Information on Second Doses of the COVID-19 Vaccine from the NHS

Image of a small bottle of a COVID vaccine with the label saying COVID-19 Vaccine Injection Only.

In response to the Indian variant of COVID-19 (also known as B.1.617), the NHS is bringing forward second dose appointments from 12 weeks for people in the most vulnerable groups – over 50s and people aged 16 to 64 with underlying health conditions.

You don’t need to do anything unless the NHS contacts you.

• If you had your first dose at a GP clinic, your GP will be in touch to rearrange your second appointment 
• If you booked your appointment on the National Booking System, and you receive a text message asking you to bring forward your second dose, please visit the National Booking System and click Manage My Appointments to amend your second appointment.  You can also call 119 to manage your booking.

Unless you are contacted, please continue to attend your existing second dose appointment – there is no need to contact the NHS. They will contact anyone who should bring their appointment forward. People under the age of 50 will continue to get their first dose, with their second dose at 12 weeks.

New Passanger Assistance Mobile App from National Rail

Image of a woman sitting in a train carrage on her own wearing a face mask.

National Rail have launched a new Apple/Android rail assistance app.

Passenger Assistance by Transreport allows you to:

·        request assistance for your rail journey

·        manage your customer profile

·        view your travel history

·        browse rail journeys via the online journey planner.

The app is being delivered by Transreport in partnership with National Rail, and can be used to book assistance for future journeys across the National Rail network. 

Read more here: 

A Disability Equality Commission for Bristol

Now that the Mayor elections have passed, the Disability Equality Commission Working Group will start preparing for the recruitment of a Chairperson and Commissioners.  The working group is made up of Disabled people and their organisations, including the Forum.

The Forum originally got a commitment from Deputy Mayor Asher Craig, back in 2017, that as soon as the Race Commission was established, the Council would set up a Disability Equality Commission.  So we were delighted when, last November, the Council invited Disabled people’s organisations to form a working group to help set up the Commission.

The Forum has been involved with this working group since shortly after it was set up.  So far, along with all the other working group members, we have been involved in drawing up some terms of reference and job descriptions for the Chairperson and Commissioners.

# Instructions
#1 Reproduce the passage of the newsletter excerpt that begins at the words "The Forum originally" and ends after "up the Commission.".
#2 Continue writing the newsletter excerpt, starting after its last sentence.
The material is separate from the newsletter excerpt and has no connection to it.

# Data extract
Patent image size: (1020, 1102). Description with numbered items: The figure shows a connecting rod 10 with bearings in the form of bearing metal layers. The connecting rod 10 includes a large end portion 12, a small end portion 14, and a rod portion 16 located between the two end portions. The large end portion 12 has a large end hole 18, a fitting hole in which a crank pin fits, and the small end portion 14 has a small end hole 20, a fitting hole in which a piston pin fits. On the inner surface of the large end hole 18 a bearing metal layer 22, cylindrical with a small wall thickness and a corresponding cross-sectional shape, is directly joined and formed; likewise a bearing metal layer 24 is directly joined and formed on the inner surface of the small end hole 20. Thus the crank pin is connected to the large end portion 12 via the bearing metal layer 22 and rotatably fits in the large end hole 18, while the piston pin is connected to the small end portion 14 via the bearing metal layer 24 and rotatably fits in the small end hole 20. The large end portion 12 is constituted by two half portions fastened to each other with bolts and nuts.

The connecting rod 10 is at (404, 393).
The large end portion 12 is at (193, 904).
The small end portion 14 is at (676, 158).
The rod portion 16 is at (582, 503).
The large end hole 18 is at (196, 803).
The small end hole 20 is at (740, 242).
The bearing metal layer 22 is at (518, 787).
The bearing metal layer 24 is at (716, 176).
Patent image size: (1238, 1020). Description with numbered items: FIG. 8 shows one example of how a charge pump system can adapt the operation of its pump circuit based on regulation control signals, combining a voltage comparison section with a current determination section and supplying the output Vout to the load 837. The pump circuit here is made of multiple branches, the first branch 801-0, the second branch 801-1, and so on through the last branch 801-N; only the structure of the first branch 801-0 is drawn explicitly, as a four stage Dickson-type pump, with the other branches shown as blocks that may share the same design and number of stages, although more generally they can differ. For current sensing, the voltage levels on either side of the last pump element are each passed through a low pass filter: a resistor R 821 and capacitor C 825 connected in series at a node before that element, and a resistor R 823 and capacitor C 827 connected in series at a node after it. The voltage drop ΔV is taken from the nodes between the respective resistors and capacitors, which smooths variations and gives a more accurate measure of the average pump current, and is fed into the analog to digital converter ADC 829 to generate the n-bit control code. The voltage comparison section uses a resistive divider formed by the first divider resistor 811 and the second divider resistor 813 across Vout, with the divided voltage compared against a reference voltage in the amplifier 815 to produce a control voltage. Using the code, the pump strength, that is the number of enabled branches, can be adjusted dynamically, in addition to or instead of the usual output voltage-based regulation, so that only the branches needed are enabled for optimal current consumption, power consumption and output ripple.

# Outputs in order
#1
The Forum originally got a commitment from Deputy Mayor Asher Craig, back in 2017, that as soon as the Race Commission was established, the Council would set up a Disability Equality Commission.  So we were delighted when, last November, the Council invited Disabled people’s organisations to form a working group to help set up the Commission.

#2
These roles are unpaid, not because that is what all the working group wanted but because none of the people on the other Commissions are paid and, until it has been running for a while, there isn’t the money to pay people.  Also, the working group felt that until we have raised more money the top priority was to spend the small amount of money available on meeting people’s access needs.

Who gets to be a Commissioner or the Chairperson will be decided by interview.  Anyone who fits the essential criteria for the role, and lives in Bristol, will be able to apply. 

Although the working group is nearly all Disabled people and their organisations, the Commission will be part of the Council’s One City office (the same as the Women’s and Race Commissions) not a totally independent one.  This means that some aspects of how it is set up and works, has to be agreed by the Council. 

As happens when doing things as a group, every person or organisation has had some of their proposals accepted and some not.  Anyone who has tried organising something together with their friends or family will have experienced this!  However, as a starting point, we are hopeful that the Disability Equality Commission will be able to improve the lives of Disabled people in the city, over the next 5 years.

The Commission’s focus in its first few years will not be up to the working group.  That will be decided by the Chairperson and Commissioners, once they have been recruited. 

We expect the Commission to do some research on the latest information about Disabled people in Bristol, and survey them about their priorities, before it decided what priorities to work on first.

We will keep you updated on progress over the next few months.